(What to work on): Repeat every record below exactly, omitting any pictures.

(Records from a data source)
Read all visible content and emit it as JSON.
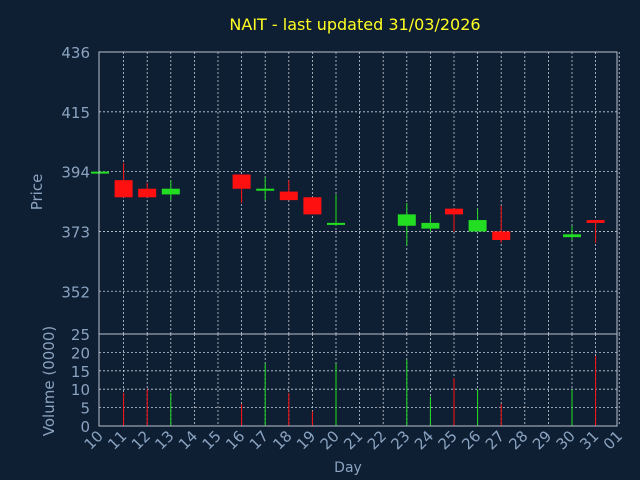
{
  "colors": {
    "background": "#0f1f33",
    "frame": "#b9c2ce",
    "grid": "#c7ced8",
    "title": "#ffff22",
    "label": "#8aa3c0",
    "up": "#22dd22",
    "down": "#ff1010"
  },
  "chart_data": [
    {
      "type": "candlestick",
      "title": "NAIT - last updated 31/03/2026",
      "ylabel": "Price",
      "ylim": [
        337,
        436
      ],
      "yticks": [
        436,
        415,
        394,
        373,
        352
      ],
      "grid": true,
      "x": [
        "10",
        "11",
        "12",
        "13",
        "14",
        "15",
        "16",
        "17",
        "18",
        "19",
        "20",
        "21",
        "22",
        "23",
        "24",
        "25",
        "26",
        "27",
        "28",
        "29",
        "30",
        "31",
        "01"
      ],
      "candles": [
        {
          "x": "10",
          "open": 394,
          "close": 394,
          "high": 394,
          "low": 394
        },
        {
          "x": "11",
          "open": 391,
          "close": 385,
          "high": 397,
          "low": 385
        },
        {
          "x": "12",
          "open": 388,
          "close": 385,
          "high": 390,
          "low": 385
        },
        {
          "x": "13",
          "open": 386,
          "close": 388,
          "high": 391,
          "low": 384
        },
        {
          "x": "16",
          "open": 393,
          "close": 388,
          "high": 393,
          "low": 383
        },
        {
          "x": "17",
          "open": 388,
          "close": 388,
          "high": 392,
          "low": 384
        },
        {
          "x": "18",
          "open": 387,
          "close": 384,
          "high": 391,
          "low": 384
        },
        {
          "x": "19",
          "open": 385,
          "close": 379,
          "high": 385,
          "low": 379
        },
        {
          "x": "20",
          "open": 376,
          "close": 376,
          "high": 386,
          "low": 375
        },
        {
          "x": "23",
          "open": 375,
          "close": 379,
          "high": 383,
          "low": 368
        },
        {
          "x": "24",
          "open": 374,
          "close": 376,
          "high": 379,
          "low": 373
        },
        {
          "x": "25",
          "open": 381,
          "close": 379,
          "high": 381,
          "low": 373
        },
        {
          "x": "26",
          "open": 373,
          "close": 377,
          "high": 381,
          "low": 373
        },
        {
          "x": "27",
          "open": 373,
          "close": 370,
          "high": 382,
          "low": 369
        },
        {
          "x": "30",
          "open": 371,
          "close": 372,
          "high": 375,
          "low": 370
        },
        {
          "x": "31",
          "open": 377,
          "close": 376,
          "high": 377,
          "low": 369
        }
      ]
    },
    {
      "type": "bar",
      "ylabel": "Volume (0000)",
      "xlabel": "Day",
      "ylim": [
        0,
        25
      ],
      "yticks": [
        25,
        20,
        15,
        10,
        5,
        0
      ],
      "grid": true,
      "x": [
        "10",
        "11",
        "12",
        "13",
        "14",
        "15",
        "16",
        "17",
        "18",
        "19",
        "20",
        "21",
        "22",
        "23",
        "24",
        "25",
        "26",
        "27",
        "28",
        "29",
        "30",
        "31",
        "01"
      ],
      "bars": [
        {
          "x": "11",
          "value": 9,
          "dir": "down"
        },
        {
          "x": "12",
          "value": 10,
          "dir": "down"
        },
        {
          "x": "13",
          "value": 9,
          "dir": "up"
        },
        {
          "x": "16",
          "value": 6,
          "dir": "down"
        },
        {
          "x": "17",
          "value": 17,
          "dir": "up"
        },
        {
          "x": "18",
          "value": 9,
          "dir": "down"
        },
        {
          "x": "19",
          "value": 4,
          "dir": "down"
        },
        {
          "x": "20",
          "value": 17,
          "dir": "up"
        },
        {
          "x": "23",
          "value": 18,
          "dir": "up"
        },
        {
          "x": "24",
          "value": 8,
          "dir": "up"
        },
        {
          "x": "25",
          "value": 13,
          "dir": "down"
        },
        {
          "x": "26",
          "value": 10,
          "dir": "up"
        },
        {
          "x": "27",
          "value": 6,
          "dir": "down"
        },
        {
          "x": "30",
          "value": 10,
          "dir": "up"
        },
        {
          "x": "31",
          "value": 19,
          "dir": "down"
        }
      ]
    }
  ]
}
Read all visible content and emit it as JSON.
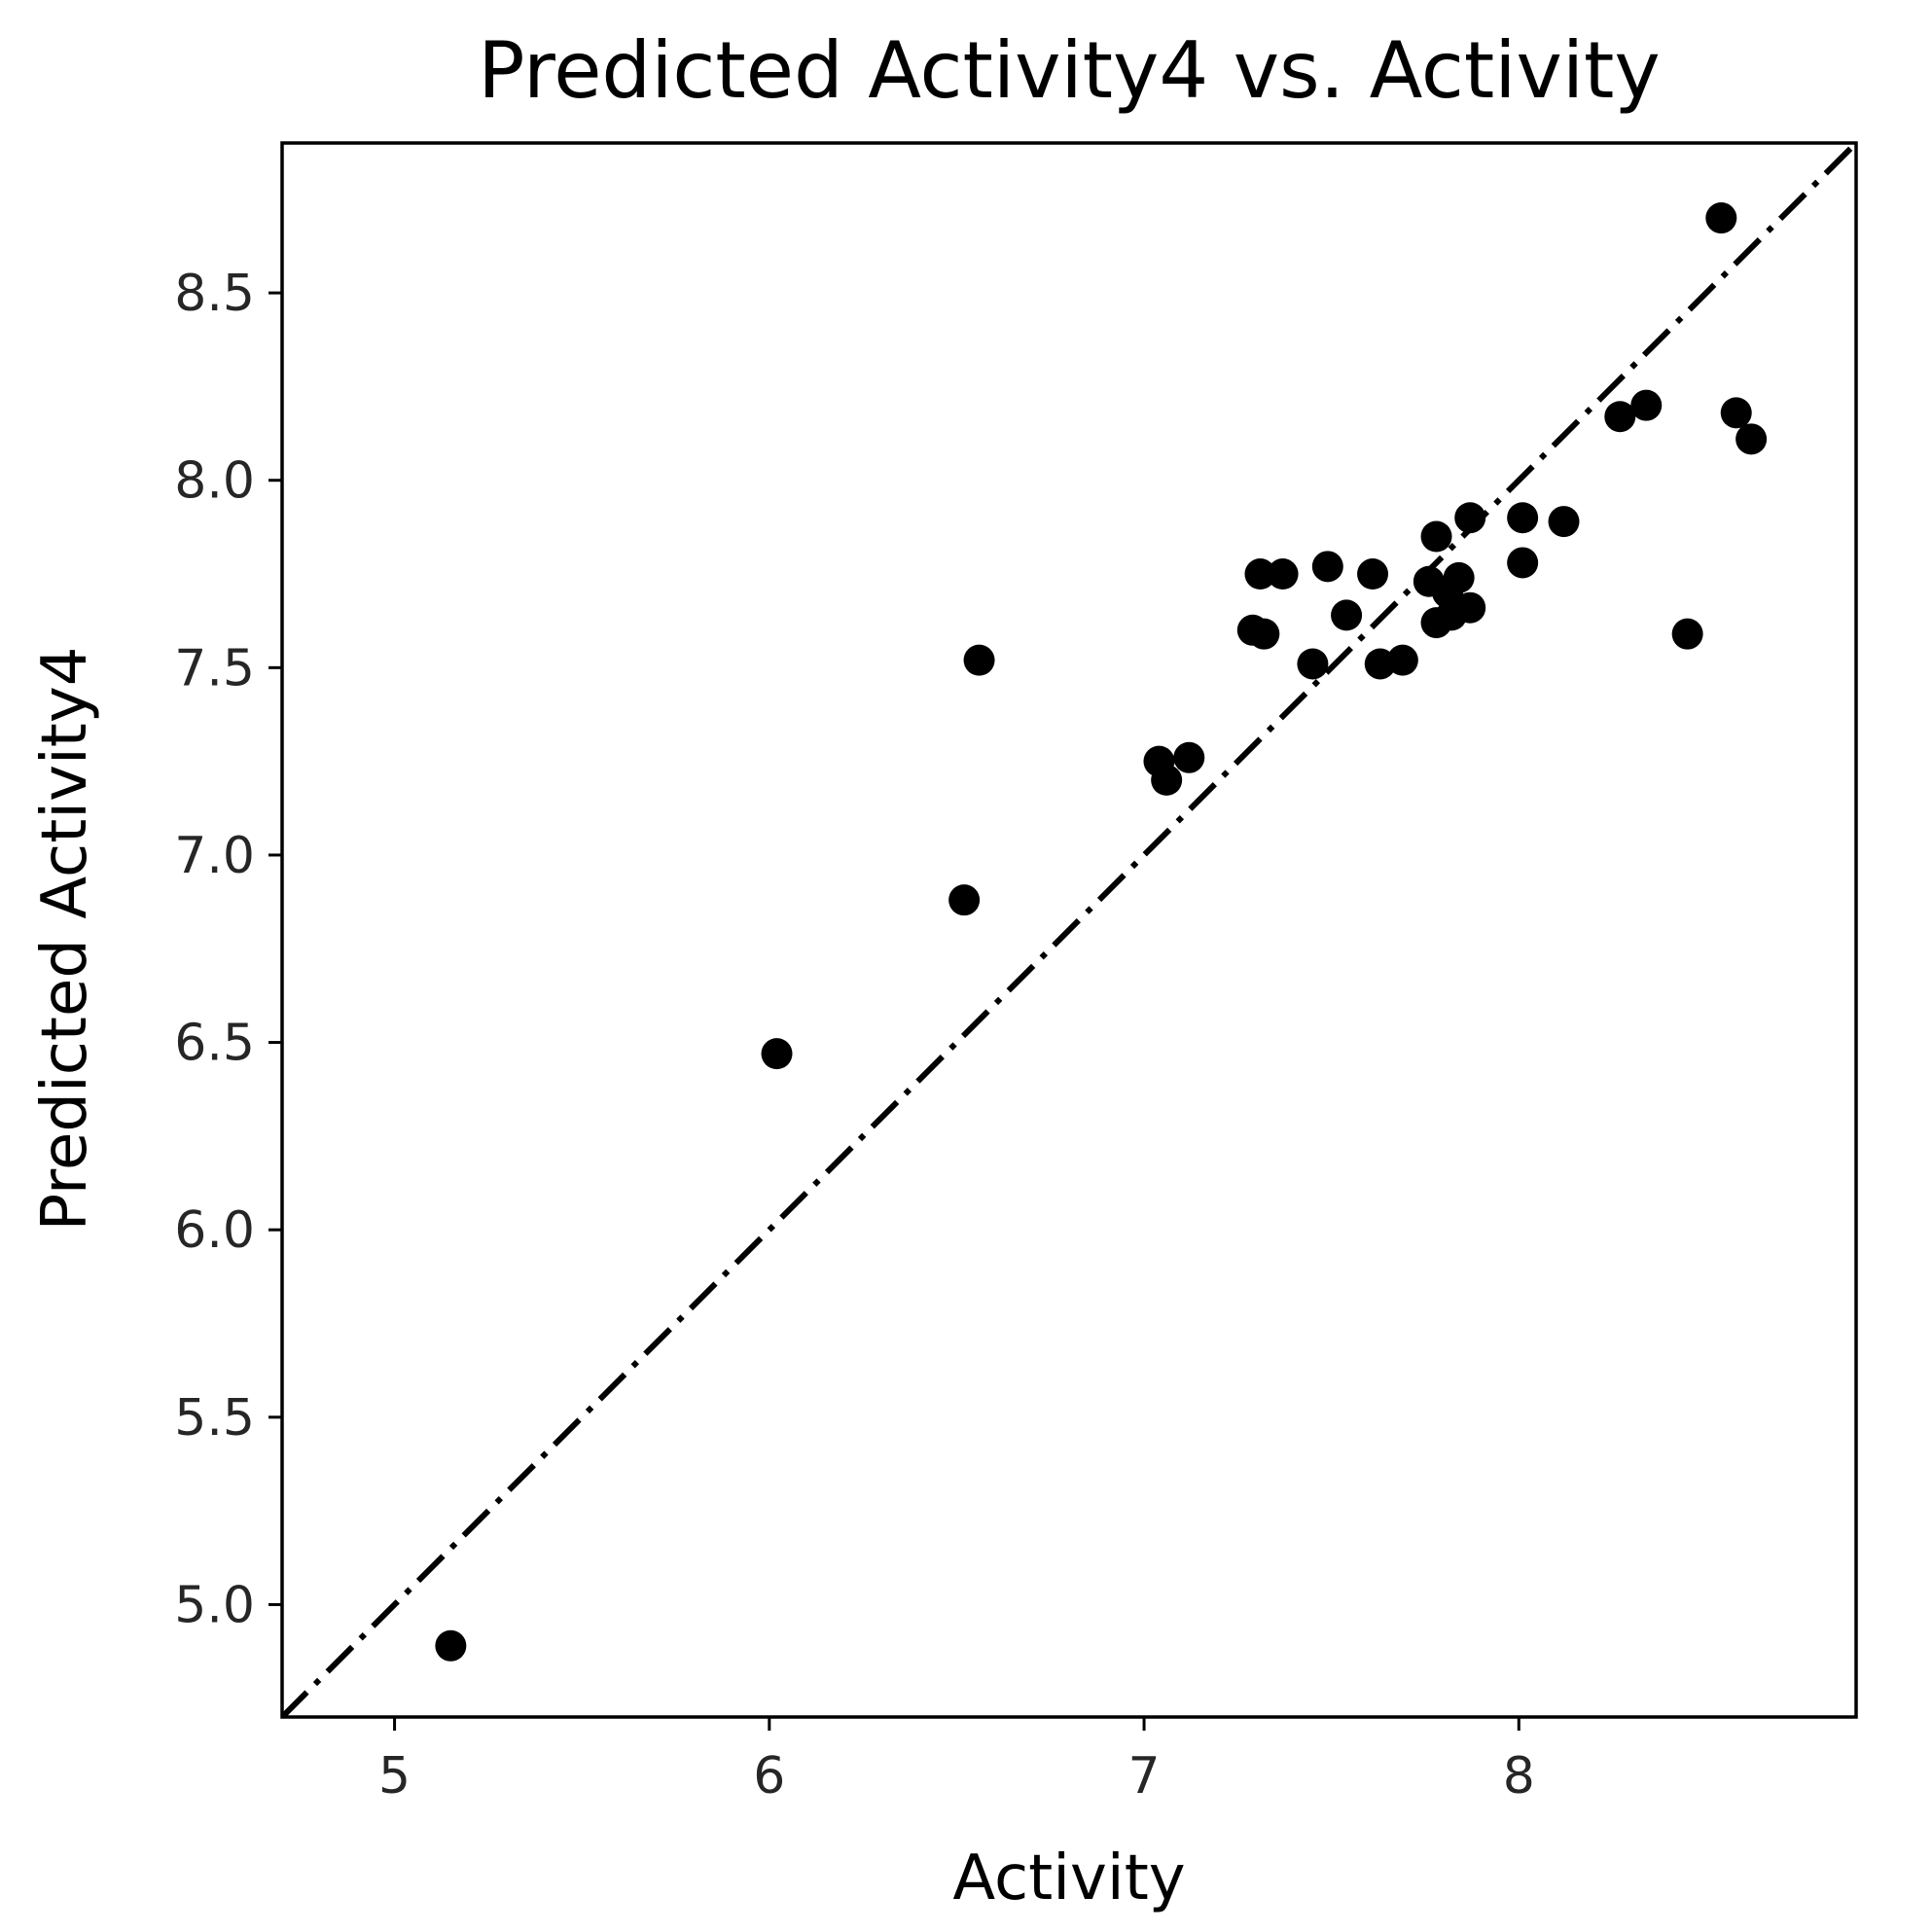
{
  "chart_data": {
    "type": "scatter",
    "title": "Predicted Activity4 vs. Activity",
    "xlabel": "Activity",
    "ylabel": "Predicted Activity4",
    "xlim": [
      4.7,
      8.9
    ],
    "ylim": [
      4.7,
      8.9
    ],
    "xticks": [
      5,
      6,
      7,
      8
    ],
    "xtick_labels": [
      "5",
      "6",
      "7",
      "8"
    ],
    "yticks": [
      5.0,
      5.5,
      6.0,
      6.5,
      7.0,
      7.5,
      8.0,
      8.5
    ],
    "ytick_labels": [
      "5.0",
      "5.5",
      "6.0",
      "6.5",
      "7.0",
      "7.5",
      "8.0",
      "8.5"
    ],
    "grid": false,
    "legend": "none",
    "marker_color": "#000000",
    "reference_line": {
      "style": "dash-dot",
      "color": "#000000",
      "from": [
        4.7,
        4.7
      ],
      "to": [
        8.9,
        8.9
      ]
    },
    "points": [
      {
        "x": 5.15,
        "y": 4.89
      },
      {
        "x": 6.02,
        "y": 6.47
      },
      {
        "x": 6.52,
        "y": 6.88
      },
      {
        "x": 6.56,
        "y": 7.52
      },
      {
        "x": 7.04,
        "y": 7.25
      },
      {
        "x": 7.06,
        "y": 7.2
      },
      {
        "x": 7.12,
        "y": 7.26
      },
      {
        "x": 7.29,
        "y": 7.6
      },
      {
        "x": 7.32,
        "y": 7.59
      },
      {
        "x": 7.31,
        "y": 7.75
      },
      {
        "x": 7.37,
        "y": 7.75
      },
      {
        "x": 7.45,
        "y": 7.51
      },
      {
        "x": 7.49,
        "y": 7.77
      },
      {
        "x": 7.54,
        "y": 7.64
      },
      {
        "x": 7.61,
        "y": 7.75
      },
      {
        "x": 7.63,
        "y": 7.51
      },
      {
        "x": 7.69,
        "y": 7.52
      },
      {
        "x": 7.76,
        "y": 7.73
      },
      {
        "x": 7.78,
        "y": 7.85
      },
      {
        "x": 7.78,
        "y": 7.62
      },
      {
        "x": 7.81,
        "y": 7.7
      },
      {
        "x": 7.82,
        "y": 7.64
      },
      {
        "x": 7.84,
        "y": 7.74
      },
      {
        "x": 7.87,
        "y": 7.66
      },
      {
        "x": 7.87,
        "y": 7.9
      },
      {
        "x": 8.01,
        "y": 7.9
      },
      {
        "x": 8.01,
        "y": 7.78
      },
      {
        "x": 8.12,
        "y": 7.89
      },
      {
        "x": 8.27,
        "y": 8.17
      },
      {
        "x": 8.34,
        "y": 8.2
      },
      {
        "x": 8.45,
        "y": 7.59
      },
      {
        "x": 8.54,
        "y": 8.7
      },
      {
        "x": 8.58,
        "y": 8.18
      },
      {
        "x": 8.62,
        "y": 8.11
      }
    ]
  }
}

(Complete answer):
Read all visible content and emit it as JSON.
{
  "colors": {
    "background": "#0f1f33",
    "frame": "#b9c2ce",
    "grid": "#c7ced8",
    "title": "#ffff22",
    "label": "#8aa3c0",
    "up": "#22dd22",
    "down": "#ff1010"
  },
  "chart_data": [
    {
      "type": "candlestick",
      "title": "NAIT - last updated 31/03/2026",
      "ylabel": "Price",
      "ylim": [
        337,
        436
      ],
      "yticks": [
        436,
        415,
        394,
        373,
        352
      ],
      "grid": true,
      "x": [
        "10",
        "11",
        "12",
        "13",
        "14",
        "15",
        "16",
        "17",
        "18",
        "19",
        "20",
        "21",
        "22",
        "23",
        "24",
        "25",
        "26",
        "27",
        "28",
        "29",
        "30",
        "31",
        "01"
      ],
      "candles": [
        {
          "x": "10",
          "open": 394,
          "close": 394,
          "high": 394,
          "low": 394
        },
        {
          "x": "11",
          "open": 391,
          "close": 385,
          "high": 397,
          "low": 385
        },
        {
          "x": "12",
          "open": 388,
          "close": 385,
          "high": 390,
          "low": 385
        },
        {
          "x": "13",
          "open": 386,
          "close": 388,
          "high": 391,
          "low": 384
        },
        {
          "x": "16",
          "open": 393,
          "close": 388,
          "high": 393,
          "low": 383
        },
        {
          "x": "17",
          "open": 388,
          "close": 388,
          "high": 392,
          "low": 384
        },
        {
          "x": "18",
          "open": 387,
          "close": 384,
          "high": 391,
          "low": 384
        },
        {
          "x": "19",
          "open": 385,
          "close": 379,
          "high": 385,
          "low": 379
        },
        {
          "x": "20",
          "open": 376,
          "close": 376,
          "high": 386,
          "low": 375
        },
        {
          "x": "23",
          "open": 375,
          "close": 379,
          "high": 383,
          "low": 368
        },
        {
          "x": "24",
          "open": 374,
          "close": 376,
          "high": 379,
          "low": 373
        },
        {
          "x": "25",
          "open": 381,
          "close": 379,
          "high": 381,
          "low": 373
        },
        {
          "x": "26",
          "open": 373,
          "close": 377,
          "high": 381,
          "low": 373
        },
        {
          "x": "27",
          "open": 373,
          "close": 370,
          "high": 382,
          "low": 369
        },
        {
          "x": "30",
          "open": 371,
          "close": 372,
          "high": 375,
          "low": 370
        },
        {
          "x": "31",
          "open": 377,
          "close": 376,
          "high": 377,
          "low": 369
        }
      ]
    },
    {
      "type": "bar",
      "ylabel": "Volume (0000)",
      "xlabel": "Day",
      "ylim": [
        0,
        25
      ],
      "yticks": [
        25,
        20,
        15,
        10,
        5,
        0
      ],
      "grid": true,
      "x": [
        "10",
        "11",
        "12",
        "13",
        "14",
        "15",
        "16",
        "17",
        "18",
        "19",
        "20",
        "21",
        "22",
        "23",
        "24",
        "25",
        "26",
        "27",
        "28",
        "29",
        "30",
        "31",
        "01"
      ],
      "bars": [
        {
          "x": "11",
          "value": 9,
          "dir": "down"
        },
        {
          "x": "12",
          "value": 10,
          "dir": "down"
        },
        {
          "x": "13",
          "value": 9,
          "dir": "up"
        },
        {
          "x": "16",
          "value": 6,
          "dir": "down"
        },
        {
          "x": "17",
          "value": 17,
          "dir": "up"
        },
        {
          "x": "18",
          "value": 9,
          "dir": "down"
        },
        {
          "x": "19",
          "value": 4,
          "dir": "down"
        },
        {
          "x": "20",
          "value": 17,
          "dir": "up"
        },
        {
          "x": "23",
          "value": 18,
          "dir": "up"
        },
        {
          "x": "24",
          "value": 8,
          "dir": "up"
        },
        {
          "x": "25",
          "value": 13,
          "dir": "down"
        },
        {
          "x": "26",
          "value": 10,
          "dir": "up"
        },
        {
          "x": "27",
          "value": 6,
          "dir": "down"
        },
        {
          "x": "30",
          "value": 10,
          "dir": "up"
        },
        {
          "x": "31",
          "value": 19,
          "dir": "down"
        }
      ]
    }
  ]
}
Read all visible content and emit it as JSON.
{
  "chart_data": {
    "type": "scatter",
    "title": "Predicted Activity4 vs. Activity",
    "xlabel": "Activity",
    "ylabel": "Predicted Activity4",
    "xlim": [
      4.7,
      8.9
    ],
    "ylim": [
      4.7,
      8.9
    ],
    "xticks": [
      5,
      6,
      7,
      8
    ],
    "xtick_labels": [
      "5",
      "6",
      "7",
      "8"
    ],
    "yticks": [
      5.0,
      5.5,
      6.0,
      6.5,
      7.0,
      7.5,
      8.0,
      8.5
    ],
    "ytick_labels": [
      "5.0",
      "5.5",
      "6.0",
      "6.5",
      "7.0",
      "7.5",
      "8.0",
      "8.5"
    ],
    "grid": false,
    "legend": "none",
    "marker_color": "#000000",
    "reference_line": {
      "style": "dash-dot",
      "color": "#000000",
      "from": [
        4.7,
        4.7
      ],
      "to": [
        8.9,
        8.9
      ]
    },
    "points": [
      {
        "x": 5.15,
        "y": 4.89
      },
      {
        "x": 6.02,
        "y": 6.47
      },
      {
        "x": 6.52,
        "y": 6.88
      },
      {
        "x": 6.56,
        "y": 7.52
      },
      {
        "x": 7.04,
        "y": 7.25
      },
      {
        "x": 7.06,
        "y": 7.2
      },
      {
        "x": 7.12,
        "y": 7.26
      },
      {
        "x": 7.29,
        "y": 7.6
      },
      {
        "x": 7.32,
        "y": 7.59
      },
      {
        "x": 7.31,
        "y": 7.75
      },
      {
        "x": 7.37,
        "y": 7.75
      },
      {
        "x": 7.45,
        "y": 7.51
      },
      {
        "x": 7.49,
        "y": 7.77
      },
      {
        "x": 7.54,
        "y": 7.64
      },
      {
        "x": 7.61,
        "y": 7.75
      },
      {
        "x": 7.63,
        "y": 7.51
      },
      {
        "x": 7.69,
        "y": 7.52
      },
      {
        "x": 7.76,
        "y": 7.73
      },
      {
        "x": 7.78,
        "y": 7.85
      },
      {
        "x": 7.78,
        "y": 7.62
      },
      {
        "x": 7.81,
        "y": 7.7
      },
      {
        "x": 7.82,
        "y": 7.64
      },
      {
        "x": 7.84,
        "y": 7.74
      },
      {
        "x": 7.87,
        "y": 7.66
      },
      {
        "x": 7.87,
        "y": 7.9
      },
      {
        "x": 8.01,
        "y": 7.9
      },
      {
        "x": 8.01,
        "y": 7.78
      },
      {
        "x": 8.12,
        "y": 7.89
      },
      {
        "x": 8.27,
        "y": 8.17
      },
      {
        "x": 8.34,
        "y": 8.2
      },
      {
        "x": 8.45,
        "y": 7.59
      },
      {
        "x": 8.54,
        "y": 8.7
      },
      {
        "x": 8.58,
        "y": 8.18
      },
      {
        "x": 8.62,
        "y": 8.11
      }
    ]
  }
}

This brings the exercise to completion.